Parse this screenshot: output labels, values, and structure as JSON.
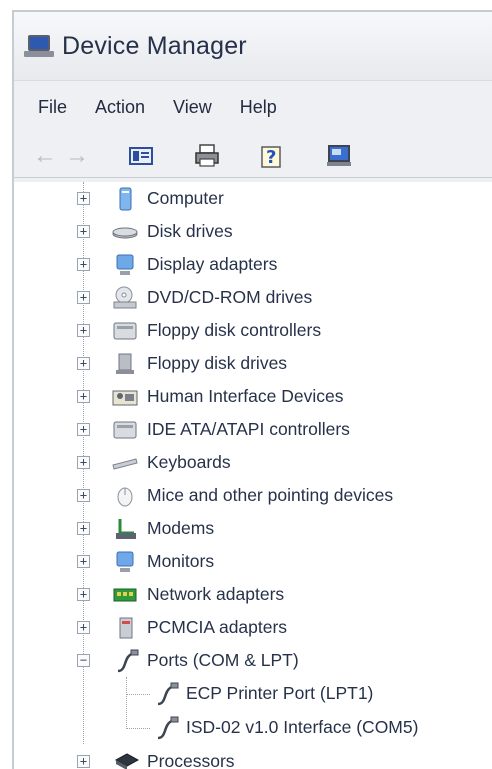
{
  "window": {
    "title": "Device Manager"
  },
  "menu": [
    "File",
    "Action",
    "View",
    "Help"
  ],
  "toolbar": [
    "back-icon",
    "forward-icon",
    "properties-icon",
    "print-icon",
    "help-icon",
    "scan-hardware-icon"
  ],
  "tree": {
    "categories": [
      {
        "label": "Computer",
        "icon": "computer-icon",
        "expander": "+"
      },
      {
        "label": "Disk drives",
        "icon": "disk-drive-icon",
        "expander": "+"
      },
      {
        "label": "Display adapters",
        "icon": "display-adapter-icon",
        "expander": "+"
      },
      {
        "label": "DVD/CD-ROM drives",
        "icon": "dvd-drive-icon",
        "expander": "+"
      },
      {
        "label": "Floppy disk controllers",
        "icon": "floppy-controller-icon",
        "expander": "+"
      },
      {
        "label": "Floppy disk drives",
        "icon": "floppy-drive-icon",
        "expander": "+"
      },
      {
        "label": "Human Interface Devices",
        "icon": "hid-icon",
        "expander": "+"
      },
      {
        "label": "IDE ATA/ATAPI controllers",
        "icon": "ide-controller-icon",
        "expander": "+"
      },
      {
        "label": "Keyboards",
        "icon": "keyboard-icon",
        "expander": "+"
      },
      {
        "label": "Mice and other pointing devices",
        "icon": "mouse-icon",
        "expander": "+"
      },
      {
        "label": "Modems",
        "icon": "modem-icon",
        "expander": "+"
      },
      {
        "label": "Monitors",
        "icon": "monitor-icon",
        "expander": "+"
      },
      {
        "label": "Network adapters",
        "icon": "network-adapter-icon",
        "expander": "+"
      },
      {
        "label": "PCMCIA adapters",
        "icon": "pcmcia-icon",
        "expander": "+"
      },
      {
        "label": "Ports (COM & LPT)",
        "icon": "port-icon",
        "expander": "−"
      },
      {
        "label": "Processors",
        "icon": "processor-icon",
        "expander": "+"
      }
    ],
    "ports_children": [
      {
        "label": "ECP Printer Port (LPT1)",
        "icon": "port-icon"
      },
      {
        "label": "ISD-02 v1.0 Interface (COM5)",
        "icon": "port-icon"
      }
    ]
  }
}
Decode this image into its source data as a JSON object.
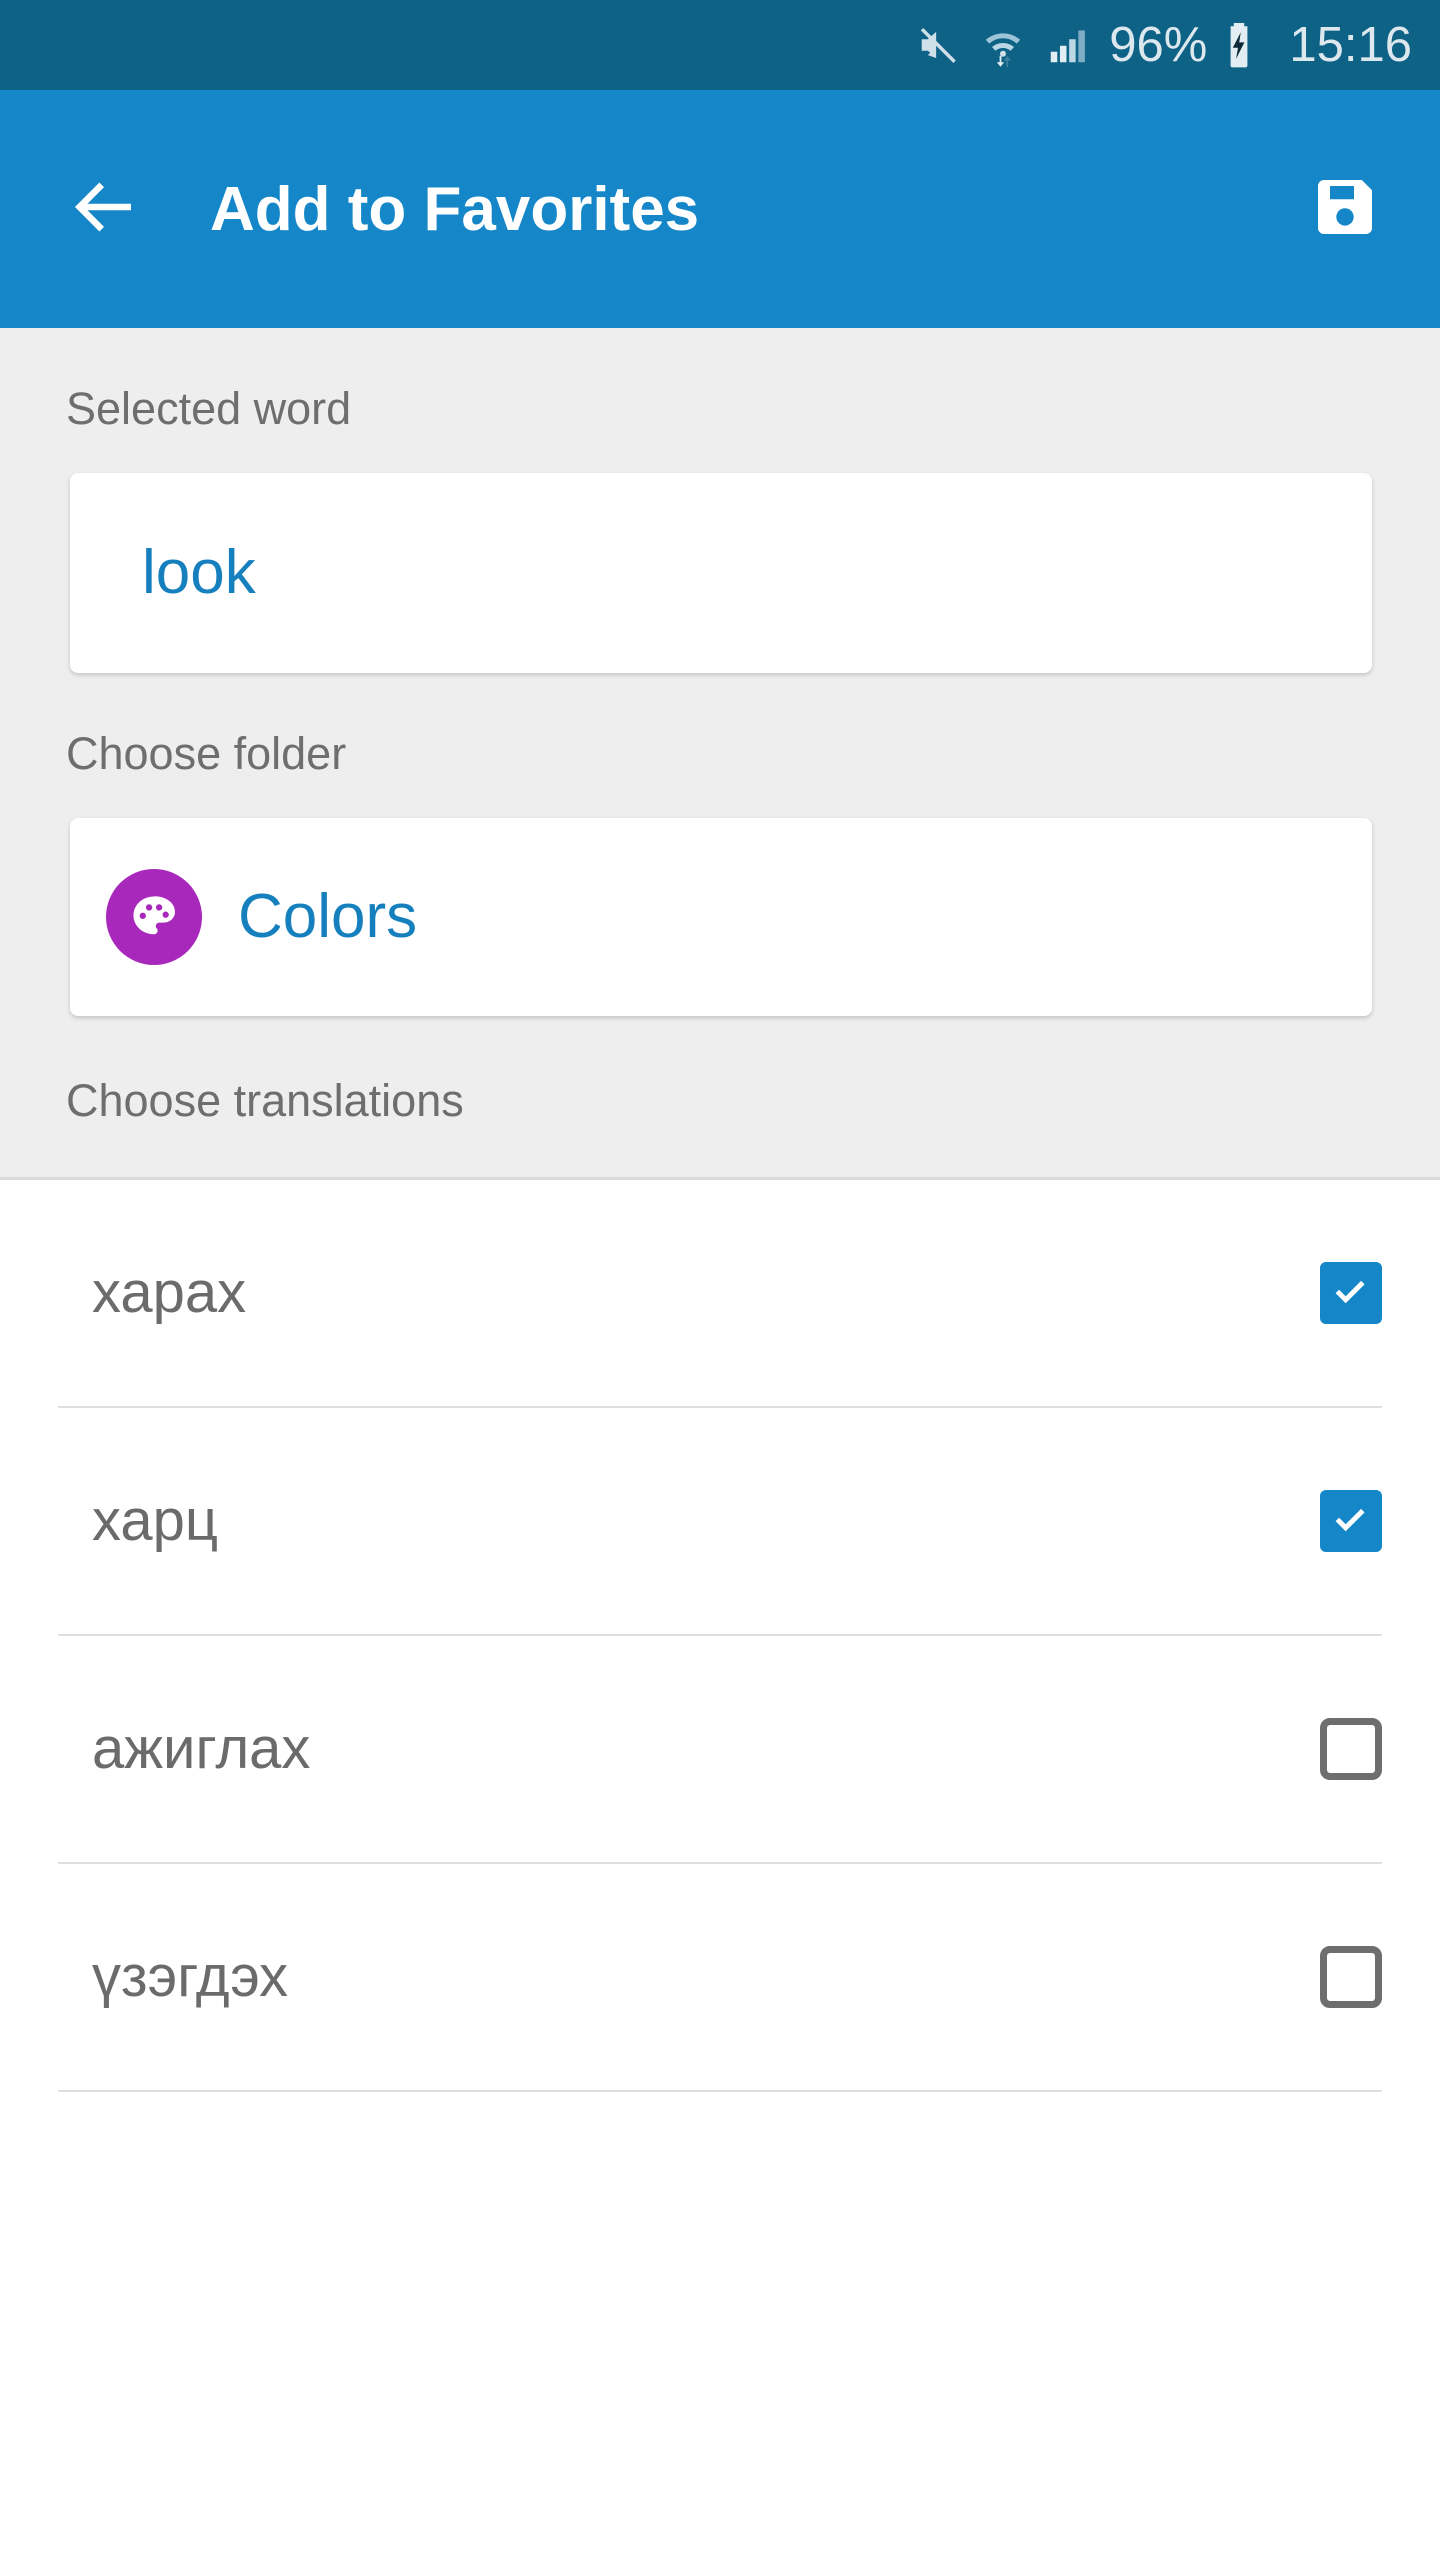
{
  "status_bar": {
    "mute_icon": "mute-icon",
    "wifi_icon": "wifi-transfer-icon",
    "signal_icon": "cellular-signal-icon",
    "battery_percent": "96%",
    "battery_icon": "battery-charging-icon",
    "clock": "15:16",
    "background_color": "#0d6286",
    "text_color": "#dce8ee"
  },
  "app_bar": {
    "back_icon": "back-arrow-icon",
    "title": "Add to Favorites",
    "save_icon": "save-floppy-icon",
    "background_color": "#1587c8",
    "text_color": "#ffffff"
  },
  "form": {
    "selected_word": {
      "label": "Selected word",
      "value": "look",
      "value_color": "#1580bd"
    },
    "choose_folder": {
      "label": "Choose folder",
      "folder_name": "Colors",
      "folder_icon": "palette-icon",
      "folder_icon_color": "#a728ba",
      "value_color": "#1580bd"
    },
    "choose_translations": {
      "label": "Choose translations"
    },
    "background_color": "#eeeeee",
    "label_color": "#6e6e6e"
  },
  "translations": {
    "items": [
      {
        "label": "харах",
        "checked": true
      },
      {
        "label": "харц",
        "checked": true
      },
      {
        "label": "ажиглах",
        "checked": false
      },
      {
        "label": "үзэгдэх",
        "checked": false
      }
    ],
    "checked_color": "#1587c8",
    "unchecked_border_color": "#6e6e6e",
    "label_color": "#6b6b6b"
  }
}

::::

• _Goal_
Each record above should be copied character for character, with pictures dropped.

• _Solution to this exercise_
Parse this screenshot: output labels, values, and structure as JSON.
{
  "window": {
    "title": "Device Manager"
  },
  "menu": [
    "File",
    "Action",
    "View",
    "Help"
  ],
  "toolbar": [
    "back-icon",
    "forward-icon",
    "properties-icon",
    "print-icon",
    "help-icon",
    "scan-hardware-icon"
  ],
  "tree": {
    "categories": [
      {
        "label": "Computer",
        "icon": "computer-icon",
        "expander": "+"
      },
      {
        "label": "Disk drives",
        "icon": "disk-drive-icon",
        "expander": "+"
      },
      {
        "label": "Display adapters",
        "icon": "display-adapter-icon",
        "expander": "+"
      },
      {
        "label": "DVD/CD-ROM drives",
        "icon": "dvd-drive-icon",
        "expander": "+"
      },
      {
        "label": "Floppy disk controllers",
        "icon": "floppy-controller-icon",
        "expander": "+"
      },
      {
        "label": "Floppy disk drives",
        "icon": "floppy-drive-icon",
        "expander": "+"
      },
      {
        "label": "Human Interface Devices",
        "icon": "hid-icon",
        "expander": "+"
      },
      {
        "label": "IDE ATA/ATAPI controllers",
        "icon": "ide-controller-icon",
        "expander": "+"
      },
      {
        "label": "Keyboards",
        "icon": "keyboard-icon",
        "expander": "+"
      },
      {
        "label": "Mice and other pointing devices",
        "icon": "mouse-icon",
        "expander": "+"
      },
      {
        "label": "Modems",
        "icon": "modem-icon",
        "expander": "+"
      },
      {
        "label": "Monitors",
        "icon": "monitor-icon",
        "expander": "+"
      },
      {
        "label": "Network adapters",
        "icon": "network-adapter-icon",
        "expander": "+"
      },
      {
        "label": "PCMCIA adapters",
        "icon": "pcmcia-icon",
        "expander": "+"
      },
      {
        "label": "Ports (COM & LPT)",
        "icon": "port-icon",
        "expander": "−"
      },
      {
        "label": "Processors",
        "icon": "processor-icon",
        "expander": "+"
      }
    ],
    "ports_children": [
      {
        "label": "ECP Printer Port (LPT1)",
        "icon": "port-icon"
      },
      {
        "label": "ISD-02 v1.0 Interface (COM5)",
        "icon": "port-icon"
      }
    ]
  }
}
Decode this image into its source data as a JSON object.
{
  "status_bar": {
    "mute_icon": "mute-icon",
    "wifi_icon": "wifi-transfer-icon",
    "signal_icon": "cellular-signal-icon",
    "battery_percent": "96%",
    "battery_icon": "battery-charging-icon",
    "clock": "15:16",
    "background_color": "#0d6286",
    "text_color": "#dce8ee"
  },
  "app_bar": {
    "back_icon": "back-arrow-icon",
    "title": "Add to Favorites",
    "save_icon": "save-floppy-icon",
    "background_color": "#1587c8",
    "text_color": "#ffffff"
  },
  "form": {
    "selected_word": {
      "label": "Selected word",
      "value": "look",
      "value_color": "#1580bd"
    },
    "choose_folder": {
      "label": "Choose folder",
      "folder_name": "Colors",
      "folder_icon": "palette-icon",
      "folder_icon_color": "#a728ba",
      "value_color": "#1580bd"
    },
    "choose_translations": {
      "label": "Choose translations"
    },
    "background_color": "#eeeeee",
    "label_color": "#6e6e6e"
  },
  "translations": {
    "items": [
      {
        "label": "харах",
        "checked": true
      },
      {
        "label": "харц",
        "checked": true
      },
      {
        "label": "ажиглах",
        "checked": false
      },
      {
        "label": "үзэгдэх",
        "checked": false
      }
    ],
    "checked_color": "#1587c8",
    "unchecked_border_color": "#6e6e6e",
    "label_color": "#6b6b6b"
  }
}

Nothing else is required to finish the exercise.